== STORED DATA

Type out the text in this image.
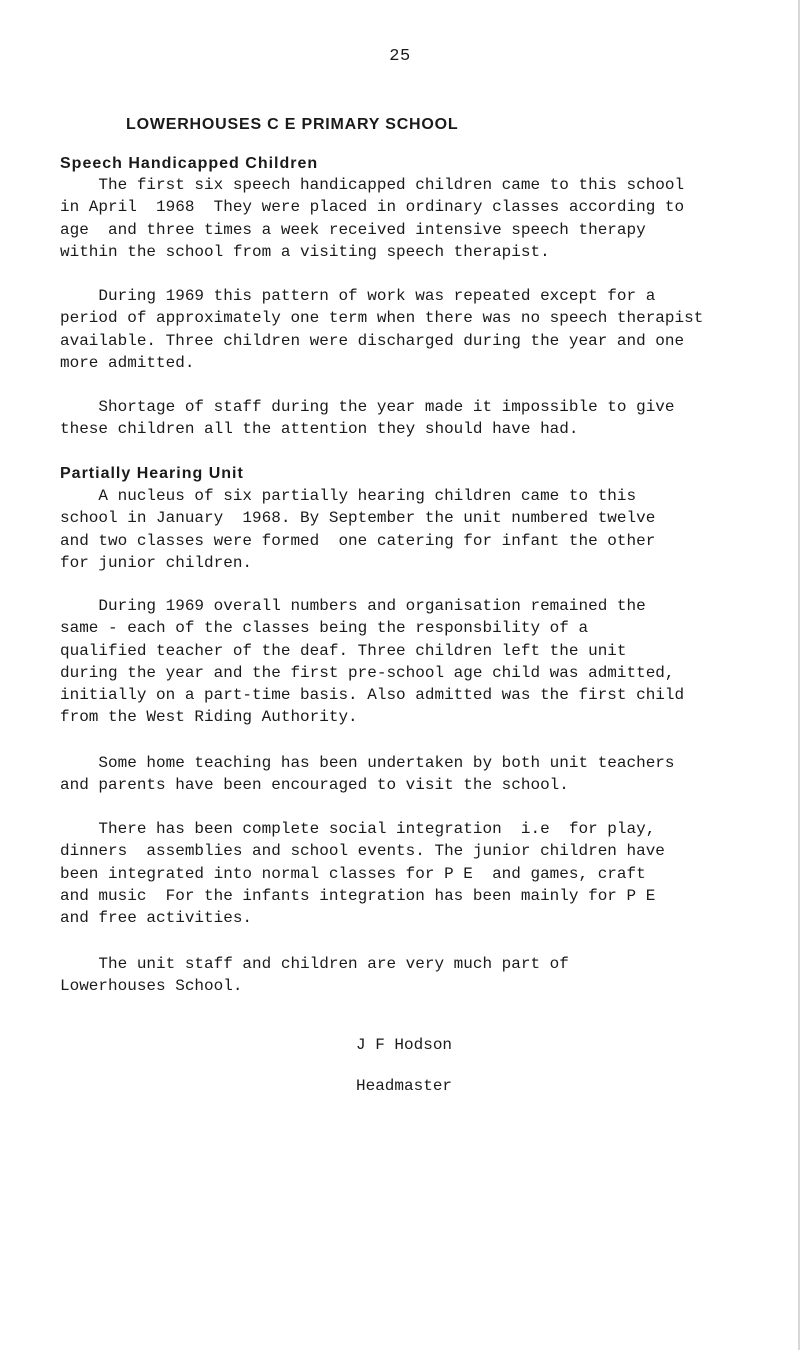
25
LOWERHOUSES C E PRIMARY SCHOOL
Speech Handicapped Children

The first six speech handicapped children came to this school
in April  1968  They were placed in ordinary classes according to
age  and three times a week received intensive speech therapy
within the school from a visiting speech therapist.

During 1969 this pattern of work was repeated except for a
period of approximately one term when there was no speech therapist
available. Three children were discharged during the year and one
more admitted.

Shortage of staff during the year made it impossible to give
these children all the attention they should have had.

Partially Hearing Unit

A nucleus of six partially hearing children came to this
school in January  1968. By September the unit numbered twelve
and two classes were formed  one catering for infant the other
for junior children.

During 1969 overall numbers and organisation remained the
same - each of the classes being the responsbility of a
qualified teacher of the deaf. Three children left the unit
during the year and the first pre-school age child was admitted,
initially on a part-time basis. Also admitted was the first child
from the West Riding Authority.

Some home teaching has been undertaken by both unit teachers
and parents have been encouraged to visit the school.

There has been complete social integration  i.e  for play,
dinners  assemblies and school events. The junior children have
been integrated into normal classes for P E  and games, craft
and music  For the infants integration has been mainly for P E
and free activities.

The unit staff and children are very much part of
Lowerhouses School.

J F Hodson

Headmaster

====

[TASK REQUIREMENTS]: Retype the data above exactly; pictures are not part of the copy.

[ANSWER TO THE PROBLEM]:
Type out the text in this image.
25
LOWERHOUSES C E PRIMARY SCHOOL
Speech Handicapped Children

The first six speech handicapped children came to this school
in April  1968  They were placed in ordinary classes according to
age  and three times a week received intensive speech therapy
within the school from a visiting speech therapist.

During 1969 this pattern of work was repeated except for a
period of approximately one term when there was no speech therapist
available. Three children were discharged during the year and one
more admitted.

Shortage of staff during the year made it impossible to give
these children all the attention they should have had.

Partially Hearing Unit

A nucleus of six partially hearing children came to this
school in January  1968. By September the unit numbered twelve
and two classes were formed  one catering for infant the other
for junior children.

During 1969 overall numbers and organisation remained the
same - each of the classes being the responsbility of a
qualified teacher of the deaf. Three children left the unit
during the year and the first pre-school age child was admitted,
initially on a part-time basis. Also admitted was the first child
from the West Riding Authority.

Some home teaching has been undertaken by both unit teachers
and parents have been encouraged to visit the school.

There has been complete social integration  i.e  for play,
dinners  assemblies and school events. The junior children have
been integrated into normal classes for P E  and games, craft
and music  For the infants integration has been mainly for P E
and free activities.

The unit staff and children are very much part of
Lowerhouses School.

J F Hodson

Headmaster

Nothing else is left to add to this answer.